:: Data excerpts ::

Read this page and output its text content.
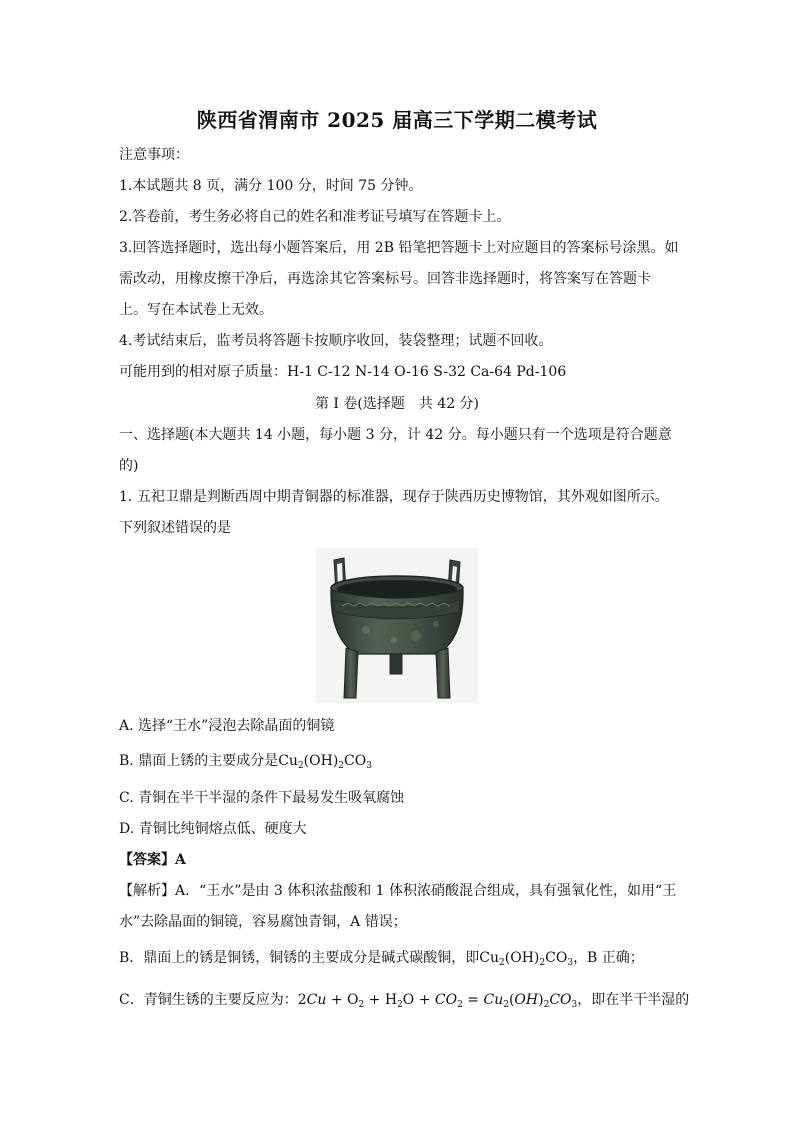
陕西省渭南市 2025 届高三下学期二模考试
注意事项：
1.本试题共 8 页，满分 100 分，时间 75 分钟。
2.答卷前，考生务必将自己的姓名和准考证号填写在答题卡上。
3.回答选择题时，选出每小题答案后，用 2B 铅笔把答题卡上对应题目的答案标号涂黑。如
需改动，用橡皮擦干净后，再选涂其它答案标号。回答非选择题时，将答案写在答题卡
上。写在本试卷上无效。
4.考试结束后，监考员将答题卡按顺序收回，装袋整理；试题不回收。
可能用到的相对原子质量：H-1 C-12 N-14 O-16 S-32 Ca-64 Pd-106
第 I 卷(选择题　共 42 分)
一、选择题(本大题共 14 小题，每小题 3 分，计 42 分。每小题只有一个选项是符合题意
的)
1. 五祀卫鼎是判断西周中期青铜器的标准器，现存于陕西历史博物馆，其外观如图所示。
下列叙述错误的是
A. 选择“王水”浸泡去除晶面的铜镜
B. 鼎面上锈的主要成分是$Cu_2(OH)_2CO_3$
C. 青铜在半干半湿的条件下最易发生吸氧腐蚀
D. 青铜比纯铜熔点低、硬度大
【答案】A
【解析】A．“王水”是由 3 体积浓盐酸和 1 体积浓硝酸混合组成，具有强氧化性，如用“王
水”去除晶面的铜镜，容易腐蚀青铜，A 错误；
B．鼎面上的锈是铜锈，铜锈的主要成分是碱式碳酸铜，即$Cu_2(OH)_2CO_3$，B 正确；
C．青铜生锈的主要反应为：$2Cu + O_2 + H_2O + CO_2 = Cu_2(OH)_2CO_3$，即在半干半湿的
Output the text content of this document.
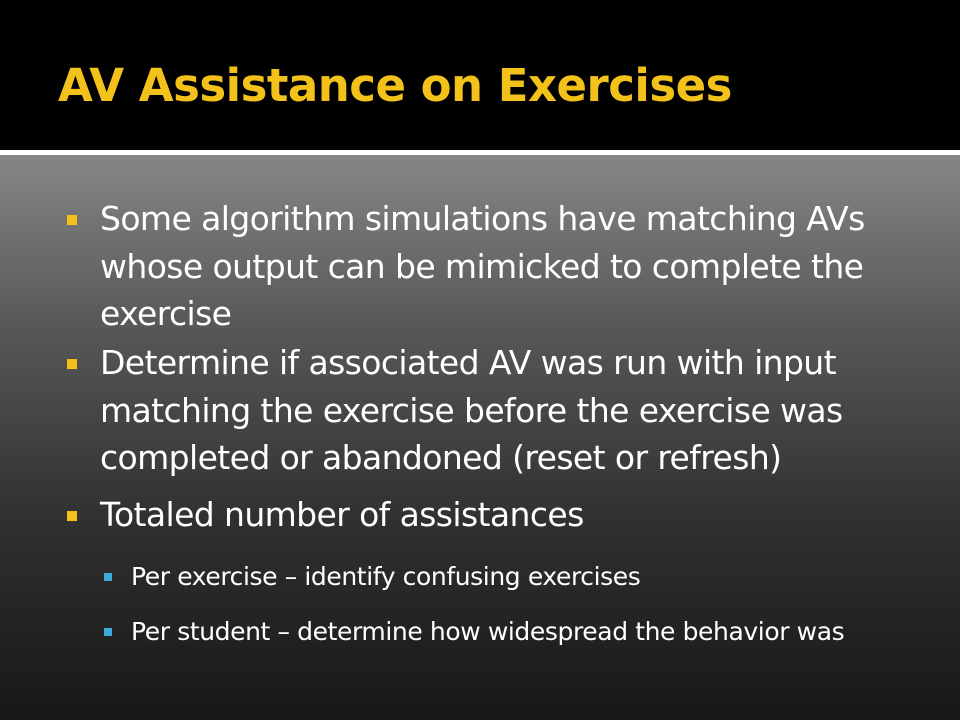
AV Assistance on Exercises
Some algorithm simulations have matching AVs whose output can be mimicked to complete the exercise
Determine if associated AV was run with input matching the exercise before the exercise was completed or abandoned (reset or refresh)
Totaled number of assistances
Per exercise – identify confusing exercises
Per student – determine how widespread the behavior was
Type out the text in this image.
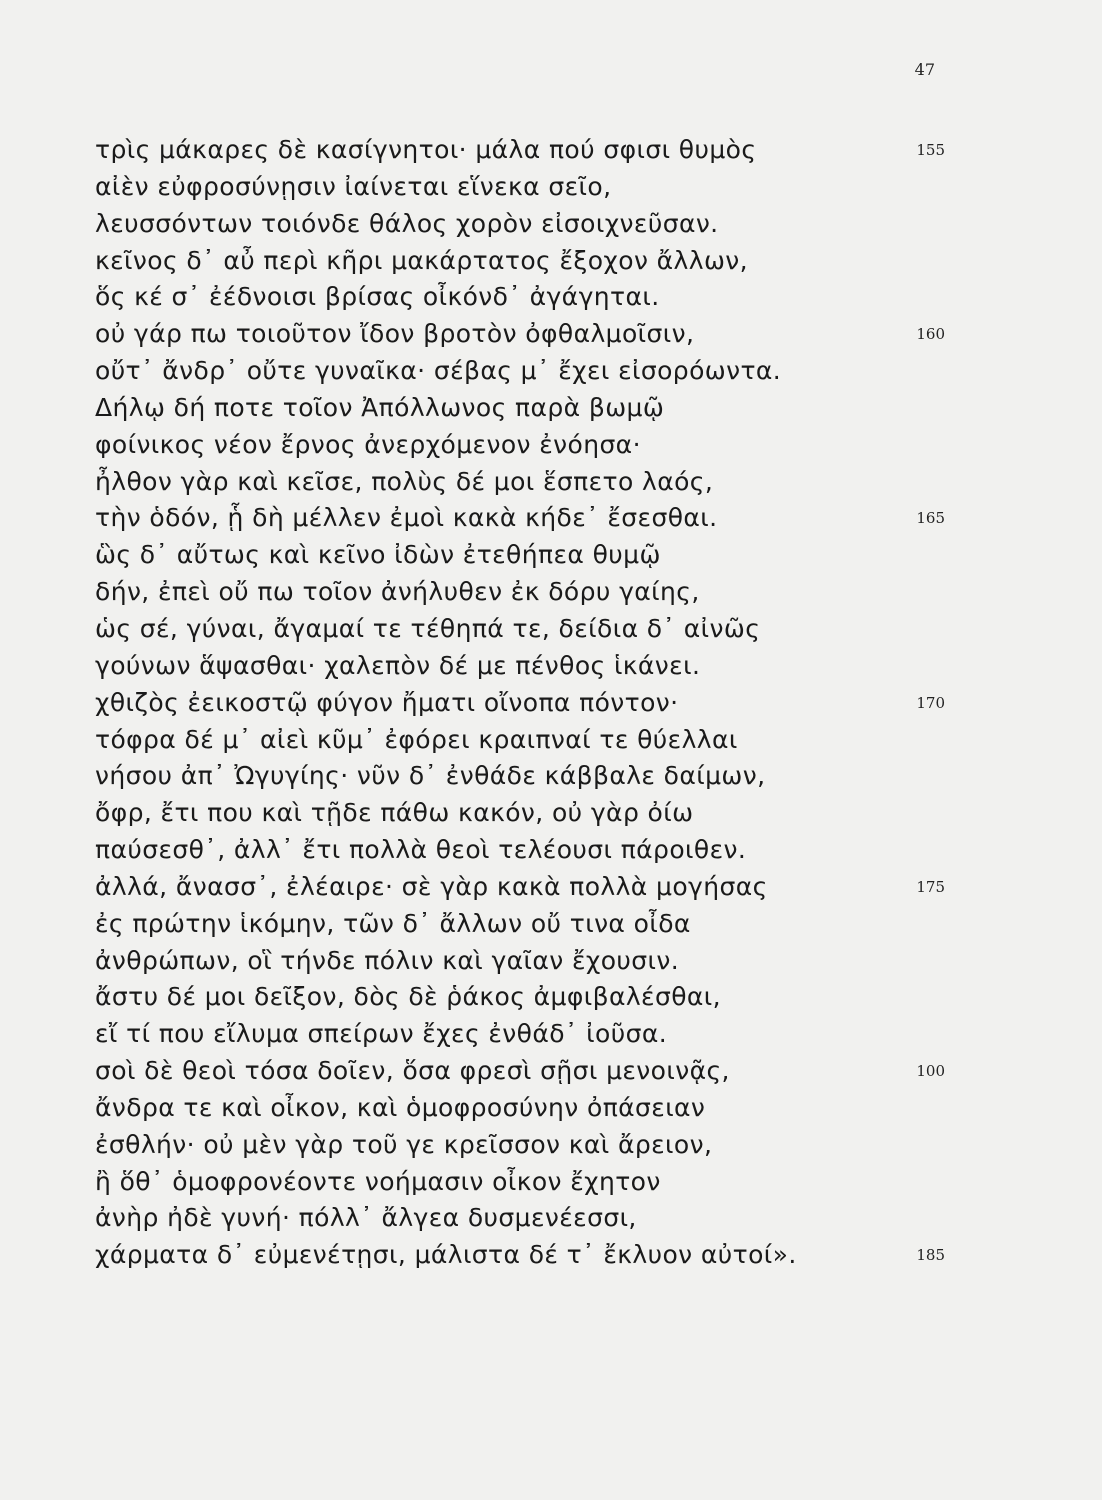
47
τρὶς μάκαρες δὲ κασίγνητοι· μάλα πού σφισι θυμὸς	155
αἰὲν εὐφροσύνῃσιν ἰαίνεται εἵνεκα σεῖο,
λευσσόντων τοιόνδε θάλος χορὸν εἰσοιχνεῦσαν.
κεῖνος δ᾽ αὖ περὶ κῆρι μακάρτατος ἔξοχον ἄλλων,
ὅς κέ σ᾽ ἐέδνοισι βρίσας οἶκόνδ᾽ ἀγάγηται.
οὐ γάρ πω τοιοῦτον ἴδον βροτὸν ὀφθαλμοῖσιν,	160
οὔτ᾽ ἄνδρ᾽ οὔτε γυναῖκα· σέβας μ᾽ ἔχει εἰσορόωντα.
Δήλῳ δή ποτε τοῖον Ἀπόλλωνος παρὰ βωμῷ
φοίνικος νέον ἔρνος ἀνερχόμενον ἐνόησα·
ἦλθον γὰρ καὶ κεῖσε, πολὺς δέ μοι ἕσπετο λαός,
τὴν ὁδόν, ᾗ δὴ μέλλεν ἐμοὶ κακὰ κήδε᾽ ἔσεσθαι.	165
ὣς δ᾽ αὔτως καὶ κεῖνο ἰδὼν ἐτεθήπεα θυμῷ
δήν, ἐπεὶ οὔ πω τοῖον ἀνήλυθεν ἐκ δόρυ γαίης,
ὡς σέ, γύναι, ἄγαμαί τε τέθηπά τε, δείδια δ᾽ αἰνῶς
γούνων ἅψασθαι· χαλεπὸν δέ με πένθος ἱκάνει.
χθιζὸς ἐεικοστῷ φύγον ἤματι οἴνοπα πόντον·	170
τόφρα δέ μ᾽ αἰεὶ κῦμ᾽ ἐφόρει κραιπναί τε θύελλαι
νήσου ἀπ᾽ Ὠγυγίης· νῦν δ᾽ ἐνθάδε κάββαλε δαίμων,
ὄφρ, ἔτι που καὶ τῇδε πάθω κακόν, οὐ γὰρ ὀίω
παύσεσθ᾽, ἀλλ᾽ ἔτι πολλὰ θεοὶ τελέουσι πάροιθεν.
ἀλλά, ἄνασσ᾽, ἐλέαιρε· σὲ γὰρ κακὰ πολλὰ μογήσας	175
ἐς πρώτην ἱκόμην, τῶν δ᾽ ἄλλων οὔ τινα οἶδα
ἀνθρώπων, οἳ τήνδε πόλιν καὶ γαῖαν ἔχουσιν.
ἄστυ δέ μοι δεῖξον, δὸς δὲ ῥάκος ἀμφιβαλέσθαι,
εἴ τί που εἴλυμα σπείρων ἔχες ἐνθάδ᾽ ἰοῦσα.
σοὶ δὲ θεοὶ τόσα δοῖεν, ὅσα φρεσὶ σῇσι μενοινᾷς,	100
ἄνδρα τε καὶ οἶκον, καὶ ὁμοφροσύνην ὀπάσειαν
ἐσθλήν· οὐ μὲν γὰρ τοῦ γε κρεῖσσον καὶ ἄρειον,
ἢ ὅθ᾽ ὁμοφρονέοντε νοήμασιν οἶκον ἔχητον
ἀνὴρ ἠδὲ γυνή· πόλλ᾽ ἄλγεα δυσμενέεσσι,
χάρματα δ᾽ εὐμενέτῃσι, μάλιστα δέ τ᾽ ἔκλυον αὐτοί».	185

:::

What to produce: Write out exactly the lines from the one containing "Type out the text in this image." to the last line of the records above, both included, and leave out any pictures.

Reply:
Type out the text in this image.
47
τρὶς μάκαρες δὲ κασίγνητοι· μάλα πού σφισι θυμὸς	155
αἰὲν εὐφροσύνῃσιν ἰαίνεται εἵνεκα σεῖο,
λευσσόντων τοιόνδε θάλος χορὸν εἰσοιχνεῦσαν.
κεῖνος δ᾽ αὖ περὶ κῆρι μακάρτατος ἔξοχον ἄλλων,
ὅς κέ σ᾽ ἐέδνοισι βρίσας οἶκόνδ᾽ ἀγάγηται.
οὐ γάρ πω τοιοῦτον ἴδον βροτὸν ὀφθαλμοῖσιν,	160
οὔτ᾽ ἄνδρ᾽ οὔτε γυναῖκα· σέβας μ᾽ ἔχει εἰσορόωντα.
Δήλῳ δή ποτε τοῖον Ἀπόλλωνος παρὰ βωμῷ
φοίνικος νέον ἔρνος ἀνερχόμενον ἐνόησα·
ἦλθον γὰρ καὶ κεῖσε, πολὺς δέ μοι ἕσπετο λαός,
τὴν ὁδόν, ᾗ δὴ μέλλεν ἐμοὶ κακὰ κήδε᾽ ἔσεσθαι.	165
ὣς δ᾽ αὔτως καὶ κεῖνο ἰδὼν ἐτεθήπεα θυμῷ
δήν, ἐπεὶ οὔ πω τοῖον ἀνήλυθεν ἐκ δόρυ γαίης,
ὡς σέ, γύναι, ἄγαμαί τε τέθηπά τε, δείδια δ᾽ αἰνῶς
γούνων ἅψασθαι· χαλεπὸν δέ με πένθος ἱκάνει.
χθιζὸς ἐεικοστῷ φύγον ἤματι οἴνοπα πόντον·	170
τόφρα δέ μ᾽ αἰεὶ κῦμ᾽ ἐφόρει κραιπναί τε θύελλαι
νήσου ἀπ᾽ Ὠγυγίης· νῦν δ᾽ ἐνθάδε κάββαλε δαίμων,
ὄφρ, ἔτι που καὶ τῇδε πάθω κακόν, οὐ γὰρ ὀίω
παύσεσθ᾽, ἀλλ᾽ ἔτι πολλὰ θεοὶ τελέουσι πάροιθεν.
ἀλλά, ἄνασσ᾽, ἐλέαιρε· σὲ γὰρ κακὰ πολλὰ μογήσας	175
ἐς πρώτην ἱκόμην, τῶν δ᾽ ἄλλων οὔ τινα οἶδα
ἀνθρώπων, οἳ τήνδε πόλιν καὶ γαῖαν ἔχουσιν.
ἄστυ δέ μοι δεῖξον, δὸς δὲ ῥάκος ἀμφιβαλέσθαι,
εἴ τί που εἴλυμα σπείρων ἔχες ἐνθάδ᾽ ἰοῦσα.
σοὶ δὲ θεοὶ τόσα δοῖεν, ὅσα φρεσὶ σῇσι μενοινᾷς,	100
ἄνδρα τε καὶ οἶκον, καὶ ὁμοφροσύνην ὀπάσειαν
ἐσθλήν· οὐ μὲν γὰρ τοῦ γε κρεῖσσον καὶ ἄρειον,
ἢ ὅθ᾽ ὁμοφρονέοντε νοήμασιν οἶκον ἔχητον
ἀνὴρ ἠδὲ γυνή· πόλλ᾽ ἄλγεα δυσμενέεσσι,
χάρματα δ᾽ εὐμενέτῃσι, μάλιστα δέ τ᾽ ἔκλυον αὐτοί».	185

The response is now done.